PROVIDED RECORDS ::
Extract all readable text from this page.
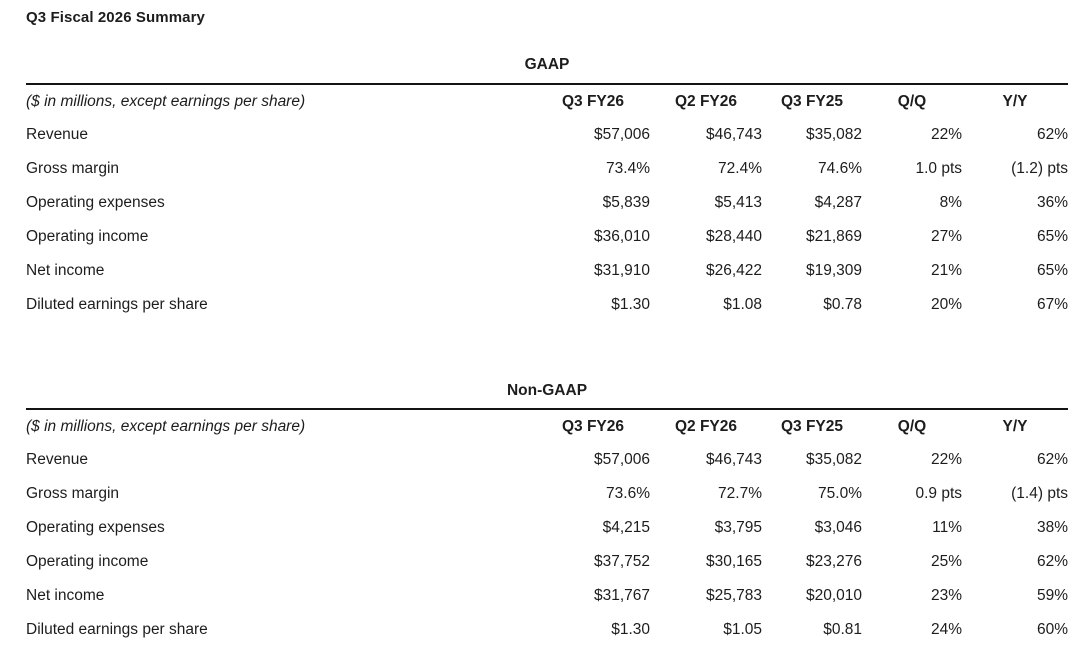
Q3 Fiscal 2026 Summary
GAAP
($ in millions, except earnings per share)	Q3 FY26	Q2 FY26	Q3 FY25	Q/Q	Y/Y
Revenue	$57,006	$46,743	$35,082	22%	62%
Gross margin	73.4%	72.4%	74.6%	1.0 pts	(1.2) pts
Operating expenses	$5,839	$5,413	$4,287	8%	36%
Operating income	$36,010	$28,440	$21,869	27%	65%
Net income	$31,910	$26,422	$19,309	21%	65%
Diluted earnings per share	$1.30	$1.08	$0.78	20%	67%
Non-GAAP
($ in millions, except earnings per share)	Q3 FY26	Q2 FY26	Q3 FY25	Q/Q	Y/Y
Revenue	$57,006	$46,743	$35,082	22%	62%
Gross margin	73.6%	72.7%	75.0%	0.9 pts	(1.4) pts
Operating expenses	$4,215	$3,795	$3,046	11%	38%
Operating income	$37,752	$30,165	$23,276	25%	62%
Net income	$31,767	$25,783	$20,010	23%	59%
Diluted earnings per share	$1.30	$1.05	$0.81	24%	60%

THE PROBLEM :: Pictures are not part of the copy; output everything else in the records exactly.

THE COMPLETED TASK ::
Extract all readable text from this page.
Q3 Fiscal 2026 Summary
GAAP
($ in millions, except earnings per share)	Q3 FY26	Q2 FY26	Q3 FY25	Q/Q	Y/Y
Revenue	$57,006	$46,743	$35,082	22%	62%
Gross margin	73.4%	72.4%	74.6%	1.0 pts	(1.2) pts
Operating expenses	$5,839	$5,413	$4,287	8%	36%
Operating income	$36,010	$28,440	$21,869	27%	65%
Net income	$31,910	$26,422	$19,309	21%	65%
Diluted earnings per share	$1.30	$1.08	$0.78	20%	67%
Non-GAAP
($ in millions, except earnings per share)	Q3 FY26	Q2 FY26	Q3 FY25	Q/Q	Y/Y
Revenue	$57,006	$46,743	$35,082	22%	62%
Gross margin	73.6%	72.7%	75.0%	0.9 pts	(1.4) pts
Operating expenses	$4,215	$3,795	$3,046	11%	38%
Operating income	$37,752	$30,165	$23,276	25%	62%
Net income	$31,767	$25,783	$20,010	23%	59%
Diluted earnings per share	$1.30	$1.05	$0.81	24%	60%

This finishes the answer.